Aim of the task:
Transcribe the records that follow, preserving every word.

Figure record listings:
+-------+
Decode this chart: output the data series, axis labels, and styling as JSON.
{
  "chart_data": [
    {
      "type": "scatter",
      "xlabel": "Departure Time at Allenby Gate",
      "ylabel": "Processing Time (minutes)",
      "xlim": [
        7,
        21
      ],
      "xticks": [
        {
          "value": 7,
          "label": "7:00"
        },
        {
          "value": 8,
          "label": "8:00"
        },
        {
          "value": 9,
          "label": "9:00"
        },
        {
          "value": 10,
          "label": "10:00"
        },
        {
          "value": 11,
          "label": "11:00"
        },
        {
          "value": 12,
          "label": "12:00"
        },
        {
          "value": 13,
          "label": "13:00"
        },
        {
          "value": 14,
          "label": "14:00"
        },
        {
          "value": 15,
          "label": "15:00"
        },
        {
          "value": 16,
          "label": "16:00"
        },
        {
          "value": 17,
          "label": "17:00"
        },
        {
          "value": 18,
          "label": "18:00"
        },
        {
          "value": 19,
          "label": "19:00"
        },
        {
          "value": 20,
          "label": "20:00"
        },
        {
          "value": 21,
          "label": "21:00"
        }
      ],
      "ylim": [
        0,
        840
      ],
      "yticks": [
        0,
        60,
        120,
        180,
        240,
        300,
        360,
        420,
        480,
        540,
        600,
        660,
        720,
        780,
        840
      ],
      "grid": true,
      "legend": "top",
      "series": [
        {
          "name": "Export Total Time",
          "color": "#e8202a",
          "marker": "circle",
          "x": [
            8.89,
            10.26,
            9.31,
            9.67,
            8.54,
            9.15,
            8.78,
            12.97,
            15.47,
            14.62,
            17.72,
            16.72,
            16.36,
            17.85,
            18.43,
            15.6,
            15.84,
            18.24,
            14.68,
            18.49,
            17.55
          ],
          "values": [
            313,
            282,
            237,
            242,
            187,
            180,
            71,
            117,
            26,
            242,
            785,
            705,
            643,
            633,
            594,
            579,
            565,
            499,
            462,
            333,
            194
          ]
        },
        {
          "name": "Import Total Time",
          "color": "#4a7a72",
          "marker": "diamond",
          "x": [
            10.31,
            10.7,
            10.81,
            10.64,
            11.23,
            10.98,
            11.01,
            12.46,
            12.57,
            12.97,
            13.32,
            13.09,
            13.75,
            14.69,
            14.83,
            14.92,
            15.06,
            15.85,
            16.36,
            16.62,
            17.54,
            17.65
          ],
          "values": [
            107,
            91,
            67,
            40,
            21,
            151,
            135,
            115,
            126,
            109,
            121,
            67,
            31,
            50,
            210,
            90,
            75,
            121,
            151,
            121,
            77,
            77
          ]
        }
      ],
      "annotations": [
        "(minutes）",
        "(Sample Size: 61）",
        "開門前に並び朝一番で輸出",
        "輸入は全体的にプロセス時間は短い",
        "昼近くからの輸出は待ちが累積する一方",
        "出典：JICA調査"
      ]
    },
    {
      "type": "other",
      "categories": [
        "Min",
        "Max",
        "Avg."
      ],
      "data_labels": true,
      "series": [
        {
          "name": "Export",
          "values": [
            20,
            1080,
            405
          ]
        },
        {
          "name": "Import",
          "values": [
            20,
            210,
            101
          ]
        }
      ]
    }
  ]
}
+-------+
Written reply:
Decode this chart: output the data series, axis labels, and styling as JSON.
{
  "chart_data": [
    {
      "type": "scatter",
      "xlabel": "Departure Time at Allenby Gate",
      "ylabel": "Processing Time (minutes)",
      "xlim": [
        7,
        21
      ],
      "xticks": [
        {
          "value": 7,
          "label": "7:00"
        },
        {
          "value": 8,
          "label": "8:00"
        },
        {
          "value": 9,
          "label": "9:00"
        },
        {
          "value": 10,
          "label": "10:00"
        },
        {
          "value": 11,
          "label": "11:00"
        },
        {
          "value": 12,
          "label": "12:00"
        },
        {
          "value": 13,
          "label": "13:00"
        },
        {
          "value": 14,
          "label": "14:00"
        },
        {
          "value": 15,
          "label": "15:00"
        },
        {
          "value": 16,
          "label": "16:00"
        },
        {
          "value": 17,
          "label": "17:00"
        },
        {
          "value": 18,
          "label": "18:00"
        },
        {
          "value": 19,
          "label": "19:00"
        },
        {
          "value": 20,
          "label": "20:00"
        },
        {
          "value": 21,
          "label": "21:00"
        }
      ],
      "ylim": [
        0,
        840
      ],
      "yticks": [
        0,
        60,
        120,
        180,
        240,
        300,
        360,
        420,
        480,
        540,
        600,
        660,
        720,
        780,
        840
      ],
      "grid": true,
      "legend": "top",
      "series": [
        {
          "name": "Export Total Time",
          "color": "#e8202a",
          "marker": "circle",
          "x": [
            8.89,
            10.26,
            9.31,
            9.67,
            8.54,
            9.15,
            8.78,
            12.97,
            15.47,
            14.62,
            17.72,
            16.72,
            16.36,
            17.85,
            18.43,
            15.6,
            15.84,
            18.24,
            14.68,
            18.49,
            17.55
          ],
          "values": [
            313,
            282,
            237,
            242,
            187,
            180,
            71,
            117,
            26,
            242,
            785,
            705,
            643,
            633,
            594,
            579,
            565,
            499,
            462,
            333,
            194
          ]
        },
        {
          "name": "Import Total Time",
          "color": "#4a7a72",
          "marker": "diamond",
          "x": [
            10.31,
            10.7,
            10.81,
            10.64,
            11.23,
            10.98,
            11.01,
            12.46,
            12.57,
            12.97,
            13.32,
            13.09,
            13.75,
            14.69,
            14.83,
            14.92,
            15.06,
            15.85,
            16.36,
            16.62,
            17.54,
            17.65
          ],
          "values": [
            107,
            91,
            67,
            40,
            21,
            151,
            135,
            115,
            126,
            109,
            121,
            67,
            31,
            50,
            210,
            90,
            75,
            121,
            151,
            121,
            77,
            77
          ]
        }
      ],
      "annotations": [
        "(minutes）",
        "(Sample Size: 61）",
        "開門前に並び朝一番で輸出",
        "輸入は全体的にプロセス時間は短い",
        "昼近くからの輸出は待ちが累積する一方",
        "出典：JICA調査"
      ]
    },
    {
      "type": "other",
      "categories": [
        "Min",
        "Max",
        "Avg."
      ],
      "data_labels": true,
      "series": [
        {
          "name": "Export",
          "values": [
            20,
            1080,
            405
          ]
        },
        {
          "name": "Import",
          "values": [
            20,
            210,
            101
          ]
        }
      ]
    }
  ]
}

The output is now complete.